Exercise:
Restate all of the data exactly.

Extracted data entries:
------

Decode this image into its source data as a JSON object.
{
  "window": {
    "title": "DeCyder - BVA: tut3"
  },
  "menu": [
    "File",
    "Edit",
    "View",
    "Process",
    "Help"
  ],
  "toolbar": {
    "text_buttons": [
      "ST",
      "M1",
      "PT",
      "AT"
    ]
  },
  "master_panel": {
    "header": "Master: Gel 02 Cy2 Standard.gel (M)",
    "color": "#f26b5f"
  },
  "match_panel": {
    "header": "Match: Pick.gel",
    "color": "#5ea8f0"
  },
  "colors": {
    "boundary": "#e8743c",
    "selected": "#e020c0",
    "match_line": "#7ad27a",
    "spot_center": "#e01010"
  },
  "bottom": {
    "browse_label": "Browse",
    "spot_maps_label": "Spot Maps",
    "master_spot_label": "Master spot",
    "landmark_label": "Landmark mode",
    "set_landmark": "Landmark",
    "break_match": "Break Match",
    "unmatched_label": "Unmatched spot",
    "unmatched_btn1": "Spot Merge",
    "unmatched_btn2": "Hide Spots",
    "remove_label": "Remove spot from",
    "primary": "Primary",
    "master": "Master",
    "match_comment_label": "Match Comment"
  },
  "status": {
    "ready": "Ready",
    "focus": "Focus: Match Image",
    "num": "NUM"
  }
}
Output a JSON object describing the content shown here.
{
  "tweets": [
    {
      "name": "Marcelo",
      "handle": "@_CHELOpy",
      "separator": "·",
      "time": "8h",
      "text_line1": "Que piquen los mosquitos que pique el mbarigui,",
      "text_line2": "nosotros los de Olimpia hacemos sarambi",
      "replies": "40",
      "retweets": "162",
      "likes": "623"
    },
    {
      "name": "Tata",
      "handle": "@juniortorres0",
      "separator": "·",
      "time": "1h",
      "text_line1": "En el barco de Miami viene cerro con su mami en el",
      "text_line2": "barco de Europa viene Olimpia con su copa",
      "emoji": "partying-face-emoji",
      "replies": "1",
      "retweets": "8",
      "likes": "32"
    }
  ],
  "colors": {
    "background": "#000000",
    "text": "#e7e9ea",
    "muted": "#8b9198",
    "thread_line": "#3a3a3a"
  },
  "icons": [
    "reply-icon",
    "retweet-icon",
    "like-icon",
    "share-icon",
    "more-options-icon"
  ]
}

------

Exercise result:
Decode this image into its source data as a JSON object.
{
  "window": {
    "title": "DeCyder - BVA: tut3"
  },
  "menu": [
    "File",
    "Edit",
    "View",
    "Process",
    "Help"
  ],
  "toolbar": {
    "text_buttons": [
      "ST",
      "M1",
      "PT",
      "AT"
    ]
  },
  "master_panel": {
    "header": "Master: Gel 02 Cy2 Standard.gel (M)",
    "color": "#f26b5f"
  },
  "match_panel": {
    "header": "Match: Pick.gel",
    "color": "#5ea8f0"
  },
  "colors": {
    "boundary": "#e8743c",
    "selected": "#e020c0",
    "match_line": "#7ad27a",
    "spot_center": "#e01010"
  },
  "bottom": {
    "browse_label": "Browse",
    "spot_maps_label": "Spot Maps",
    "master_spot_label": "Master spot",
    "landmark_label": "Landmark mode",
    "set_landmark": "Landmark",
    "break_match": "Break Match",
    "unmatched_label": "Unmatched spot",
    "unmatched_btn1": "Spot Merge",
    "unmatched_btn2": "Hide Spots",
    "remove_label": "Remove spot from",
    "primary": "Primary",
    "master": "Master",
    "match_comment_label": "Match Comment"
  },
  "status": {
    "ready": "Ready",
    "focus": "Focus: Match Image",
    "num": "NUM"
  }
}
Output a JSON object describing the content shown here.
{
  "tweets": [
    {
      "name": "Marcelo",
      "handle": "@_CHELOpy",
      "separator": "·",
      "time": "8h",
      "text_line1": "Que piquen los mosquitos que pique el mbarigui,",
      "text_line2": "nosotros los de Olimpia hacemos sarambi",
      "replies": "40",
      "retweets": "162",
      "likes": "623"
    },
    {
      "name": "Tata",
      "handle": "@juniortorres0",
      "separator": "·",
      "time": "1h",
      "text_line1": "En el barco de Miami viene cerro con su mami en el",
      "text_line2": "barco de Europa viene Olimpia con su copa",
      "emoji": "partying-face-emoji",
      "replies": "1",
      "retweets": "8",
      "likes": "32"
    }
  ],
  "colors": {
    "background": "#000000",
    "text": "#e7e9ea",
    "muted": "#8b9198",
    "thread_line": "#3a3a3a"
  },
  "icons": [
    "reply-icon",
    "retweet-icon",
    "like-icon",
    "share-icon",
    "more-options-icon"
  ]
}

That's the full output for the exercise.